Extracted records:
-- START --

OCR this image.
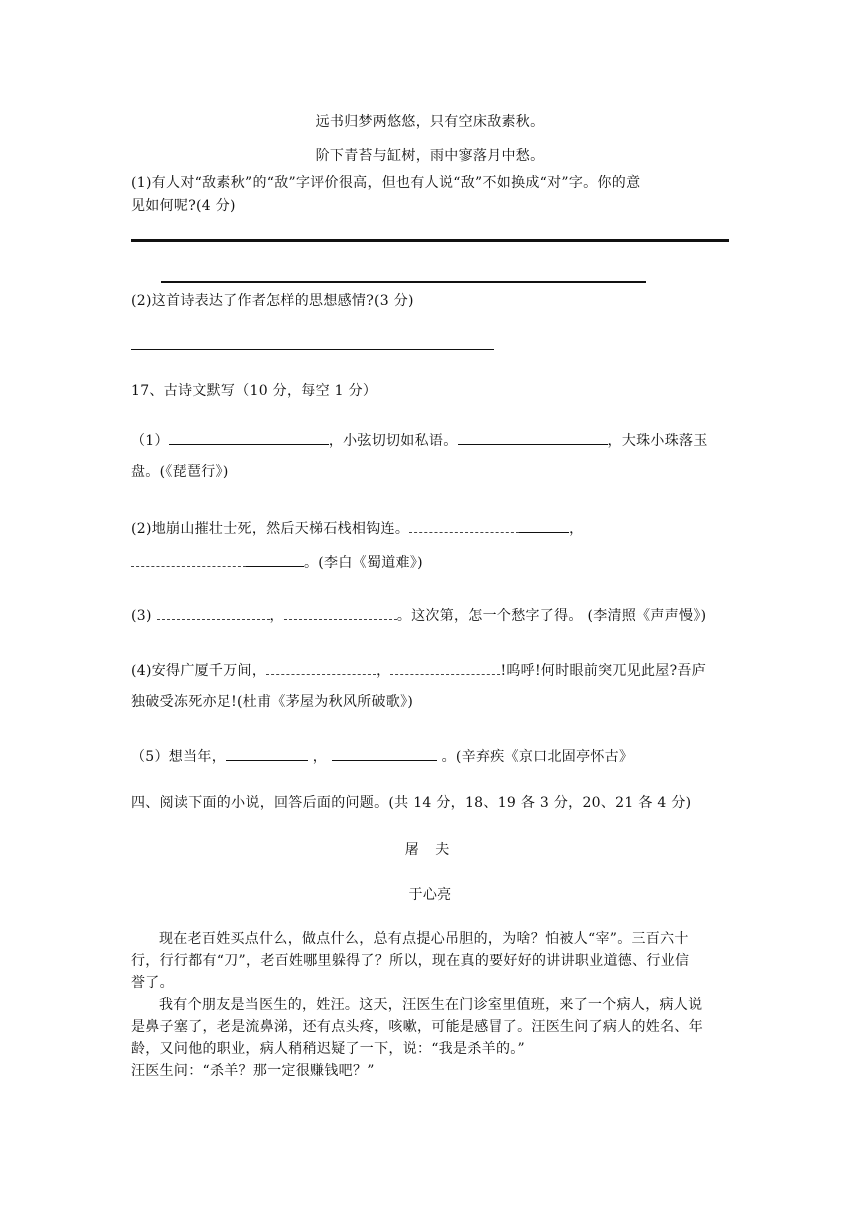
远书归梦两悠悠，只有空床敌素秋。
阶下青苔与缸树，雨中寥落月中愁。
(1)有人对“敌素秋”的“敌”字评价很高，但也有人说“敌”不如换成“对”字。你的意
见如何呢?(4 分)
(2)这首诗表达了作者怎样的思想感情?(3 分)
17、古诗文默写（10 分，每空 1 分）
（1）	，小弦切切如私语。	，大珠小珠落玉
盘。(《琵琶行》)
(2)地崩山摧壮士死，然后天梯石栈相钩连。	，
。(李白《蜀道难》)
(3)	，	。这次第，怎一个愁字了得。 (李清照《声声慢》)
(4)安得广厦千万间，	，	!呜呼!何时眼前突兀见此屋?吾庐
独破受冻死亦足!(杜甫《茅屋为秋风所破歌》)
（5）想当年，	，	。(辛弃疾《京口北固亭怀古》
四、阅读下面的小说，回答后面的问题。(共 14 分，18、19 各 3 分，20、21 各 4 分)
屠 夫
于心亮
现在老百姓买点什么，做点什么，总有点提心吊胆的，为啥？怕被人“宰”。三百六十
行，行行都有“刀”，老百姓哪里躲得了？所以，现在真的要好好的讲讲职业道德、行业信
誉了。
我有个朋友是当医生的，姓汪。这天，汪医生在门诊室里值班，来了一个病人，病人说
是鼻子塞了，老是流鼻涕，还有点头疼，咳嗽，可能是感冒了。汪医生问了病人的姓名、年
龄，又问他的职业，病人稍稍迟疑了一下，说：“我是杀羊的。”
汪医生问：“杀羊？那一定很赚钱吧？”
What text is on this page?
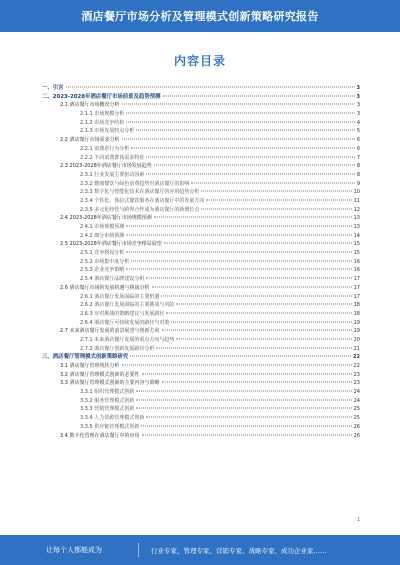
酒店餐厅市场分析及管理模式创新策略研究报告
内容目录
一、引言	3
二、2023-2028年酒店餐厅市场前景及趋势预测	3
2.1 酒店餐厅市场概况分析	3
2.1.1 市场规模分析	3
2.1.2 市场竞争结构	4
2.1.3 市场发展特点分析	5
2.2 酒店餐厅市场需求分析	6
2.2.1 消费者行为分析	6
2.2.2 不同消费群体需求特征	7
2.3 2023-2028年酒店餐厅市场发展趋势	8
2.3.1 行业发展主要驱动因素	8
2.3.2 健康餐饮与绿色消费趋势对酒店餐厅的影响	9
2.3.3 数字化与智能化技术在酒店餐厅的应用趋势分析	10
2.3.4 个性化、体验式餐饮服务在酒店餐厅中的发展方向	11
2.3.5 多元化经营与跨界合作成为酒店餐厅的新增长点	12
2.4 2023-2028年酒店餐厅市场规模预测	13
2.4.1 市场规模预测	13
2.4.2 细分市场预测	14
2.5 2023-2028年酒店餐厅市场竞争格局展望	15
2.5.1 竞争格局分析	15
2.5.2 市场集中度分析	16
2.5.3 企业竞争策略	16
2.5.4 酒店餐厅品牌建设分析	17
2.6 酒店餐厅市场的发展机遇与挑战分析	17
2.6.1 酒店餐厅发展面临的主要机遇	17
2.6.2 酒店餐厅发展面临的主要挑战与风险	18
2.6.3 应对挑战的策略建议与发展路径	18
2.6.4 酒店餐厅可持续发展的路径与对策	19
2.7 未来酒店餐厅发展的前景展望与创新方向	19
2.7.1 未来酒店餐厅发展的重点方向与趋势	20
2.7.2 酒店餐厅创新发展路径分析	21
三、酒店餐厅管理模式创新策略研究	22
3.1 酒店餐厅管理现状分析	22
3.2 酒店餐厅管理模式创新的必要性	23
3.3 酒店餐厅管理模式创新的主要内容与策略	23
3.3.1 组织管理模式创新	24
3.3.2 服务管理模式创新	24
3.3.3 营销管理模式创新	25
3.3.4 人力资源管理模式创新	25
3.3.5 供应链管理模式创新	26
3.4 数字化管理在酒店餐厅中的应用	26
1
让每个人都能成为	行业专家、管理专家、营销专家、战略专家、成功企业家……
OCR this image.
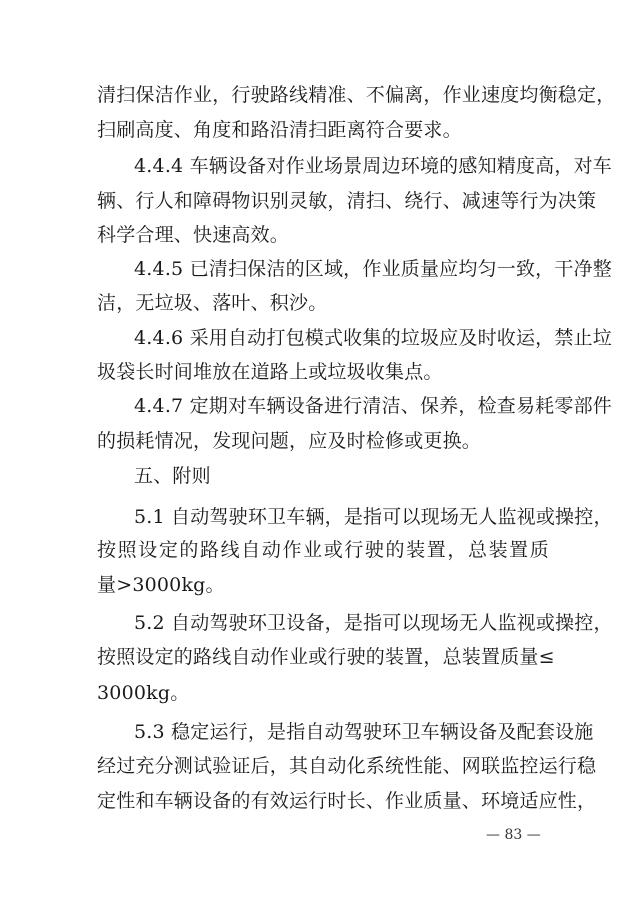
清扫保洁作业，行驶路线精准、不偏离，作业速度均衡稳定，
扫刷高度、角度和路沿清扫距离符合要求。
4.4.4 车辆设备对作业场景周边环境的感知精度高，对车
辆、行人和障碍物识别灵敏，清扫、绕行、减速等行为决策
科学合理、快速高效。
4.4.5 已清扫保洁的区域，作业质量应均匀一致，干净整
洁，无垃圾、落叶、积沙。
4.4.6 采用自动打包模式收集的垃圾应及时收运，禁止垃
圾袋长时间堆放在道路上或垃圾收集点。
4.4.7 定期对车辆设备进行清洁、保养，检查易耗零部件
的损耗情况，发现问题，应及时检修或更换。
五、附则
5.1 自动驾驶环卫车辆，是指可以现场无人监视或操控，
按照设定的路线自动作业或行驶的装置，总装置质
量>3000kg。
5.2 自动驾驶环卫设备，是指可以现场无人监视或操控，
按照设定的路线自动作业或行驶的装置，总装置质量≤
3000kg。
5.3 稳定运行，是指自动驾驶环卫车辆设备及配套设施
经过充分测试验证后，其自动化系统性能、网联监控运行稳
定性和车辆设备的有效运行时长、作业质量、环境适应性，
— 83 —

-- END --
-- START --

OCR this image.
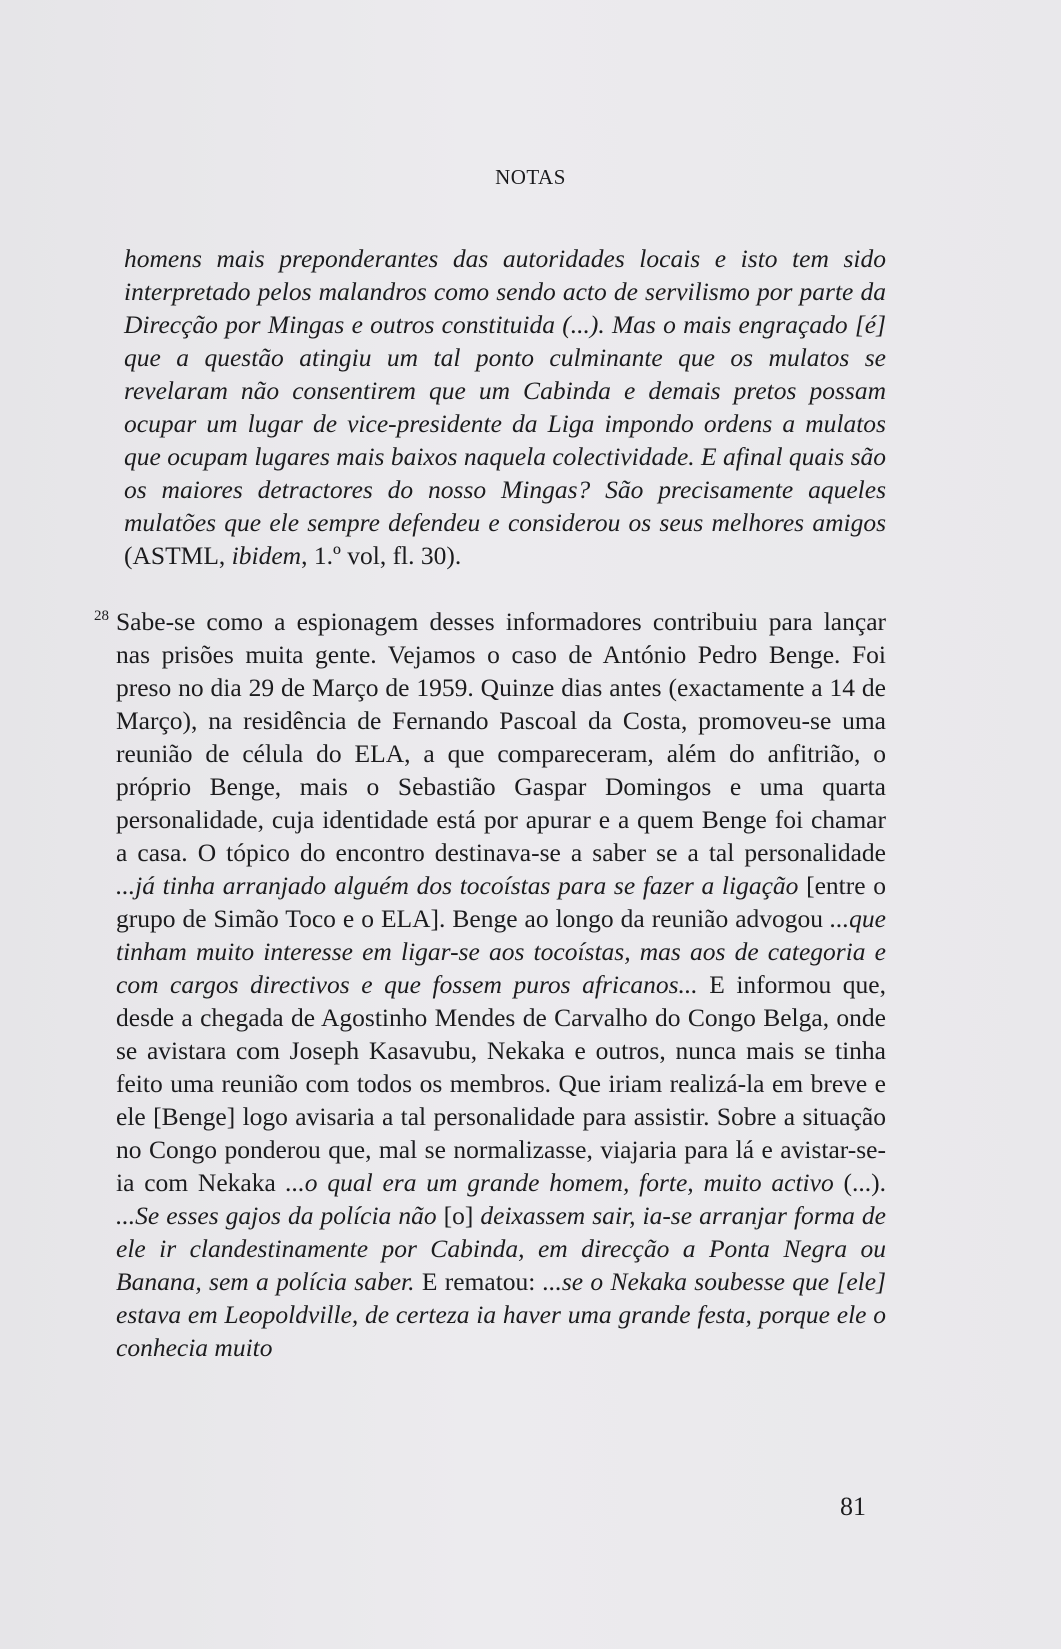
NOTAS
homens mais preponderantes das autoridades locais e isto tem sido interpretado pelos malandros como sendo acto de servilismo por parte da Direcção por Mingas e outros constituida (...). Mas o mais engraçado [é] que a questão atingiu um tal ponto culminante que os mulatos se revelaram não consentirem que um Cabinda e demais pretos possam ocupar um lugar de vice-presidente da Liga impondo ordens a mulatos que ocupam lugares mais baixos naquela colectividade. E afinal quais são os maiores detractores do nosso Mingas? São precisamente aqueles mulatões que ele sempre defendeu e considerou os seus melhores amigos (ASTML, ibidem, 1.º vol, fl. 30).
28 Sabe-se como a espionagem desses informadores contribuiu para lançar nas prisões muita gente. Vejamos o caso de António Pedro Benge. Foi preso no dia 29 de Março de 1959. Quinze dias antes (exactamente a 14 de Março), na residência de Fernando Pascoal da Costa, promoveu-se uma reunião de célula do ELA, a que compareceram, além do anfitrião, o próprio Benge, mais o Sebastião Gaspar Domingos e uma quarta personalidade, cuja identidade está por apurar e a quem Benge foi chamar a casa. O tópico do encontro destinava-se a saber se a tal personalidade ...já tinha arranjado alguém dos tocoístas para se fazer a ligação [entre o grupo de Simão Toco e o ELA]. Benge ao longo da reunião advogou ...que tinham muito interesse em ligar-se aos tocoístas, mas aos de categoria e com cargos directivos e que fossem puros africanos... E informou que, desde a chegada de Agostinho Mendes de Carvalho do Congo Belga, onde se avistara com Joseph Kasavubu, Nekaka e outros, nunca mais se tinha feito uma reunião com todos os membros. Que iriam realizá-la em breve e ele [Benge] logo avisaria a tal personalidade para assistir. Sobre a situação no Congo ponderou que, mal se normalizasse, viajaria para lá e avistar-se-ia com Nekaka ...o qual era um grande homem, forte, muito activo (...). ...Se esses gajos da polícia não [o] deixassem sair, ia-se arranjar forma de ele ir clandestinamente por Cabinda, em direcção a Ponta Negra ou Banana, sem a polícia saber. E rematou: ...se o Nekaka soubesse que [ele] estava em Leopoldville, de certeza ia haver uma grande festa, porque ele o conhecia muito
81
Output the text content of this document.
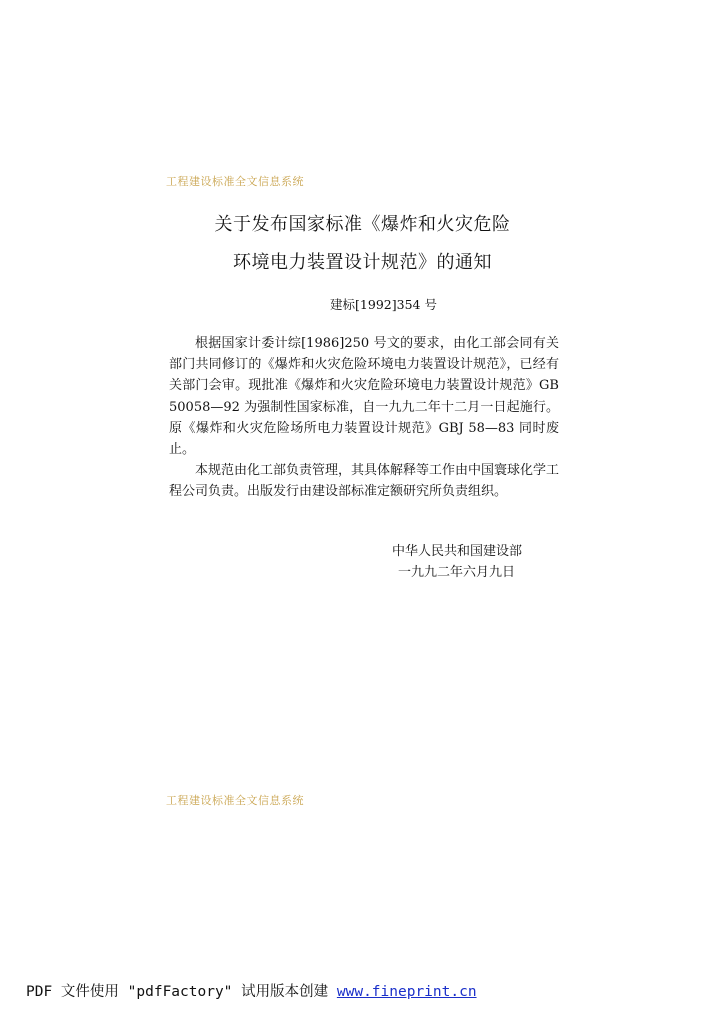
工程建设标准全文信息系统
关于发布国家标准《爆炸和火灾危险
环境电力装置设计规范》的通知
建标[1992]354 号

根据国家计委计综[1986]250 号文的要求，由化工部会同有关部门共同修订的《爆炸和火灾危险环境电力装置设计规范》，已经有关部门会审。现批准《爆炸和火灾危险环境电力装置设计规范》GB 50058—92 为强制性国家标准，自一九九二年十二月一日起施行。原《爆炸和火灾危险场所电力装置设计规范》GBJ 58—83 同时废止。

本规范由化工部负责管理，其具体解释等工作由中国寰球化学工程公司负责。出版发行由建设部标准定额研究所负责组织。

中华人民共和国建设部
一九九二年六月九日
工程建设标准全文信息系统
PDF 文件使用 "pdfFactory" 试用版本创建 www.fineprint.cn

-- END --

--- Short problem ---
Using the records above, say how many lines include the string "text". Only the number is wanted.

--- Task solution ---
2